[What needs to be done] Images must not appear in your copy; reproduce every other part of the records exactly.
-*-
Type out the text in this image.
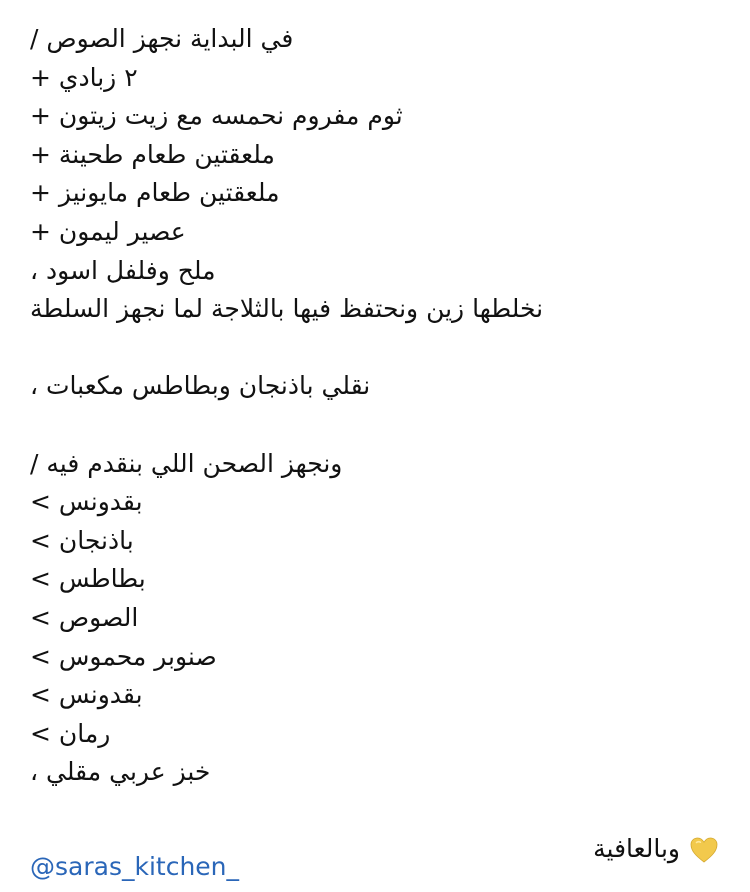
في البداية نجهز الصوص /
٢ زبادي +
ثوم مفروم نحمسه مع زيت زيتون +
ملعقتين طعام طحينة +
ملعقتين طعام مايونيز +
عصير ليمون +
ملح وفلفل اسود ،
نخلطها زين ونحتفظ فيها بالثلاجة لما نجهز السلطة
نقلي باذنجان وبطاطس مكعبات ،
ونجهز الصحن اللي بنقدم فيه /
بقدونس >
باذنجان >
بطاطس >
الصوص >
صنوبر محموس >
بقدونس >
رمان >
خبز عربي مقلي ،
وبالعافية
@saras_kitchen_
-*-
[Finished exercise]
Type out the text in this image.
في البداية نجهز الصوص /
٢ زبادي +
ثوم مفروم نحمسه مع زيت زيتون +
ملعقتين طعام طحينة +
ملعقتين طعام مايونيز +
عصير ليمون +
ملح وفلفل اسود ،
نخلطها زين ونحتفظ فيها بالثلاجة لما نجهز السلطة
نقلي باذنجان وبطاطس مكعبات ،
ونجهز الصحن اللي بنقدم فيه /
بقدونس >
باذنجان >
بطاطس >
الصوص >
صنوبر محموس >
بقدونس >
رمان >
خبز عربي مقلي ،
وبالعافية
@saras_kitchen_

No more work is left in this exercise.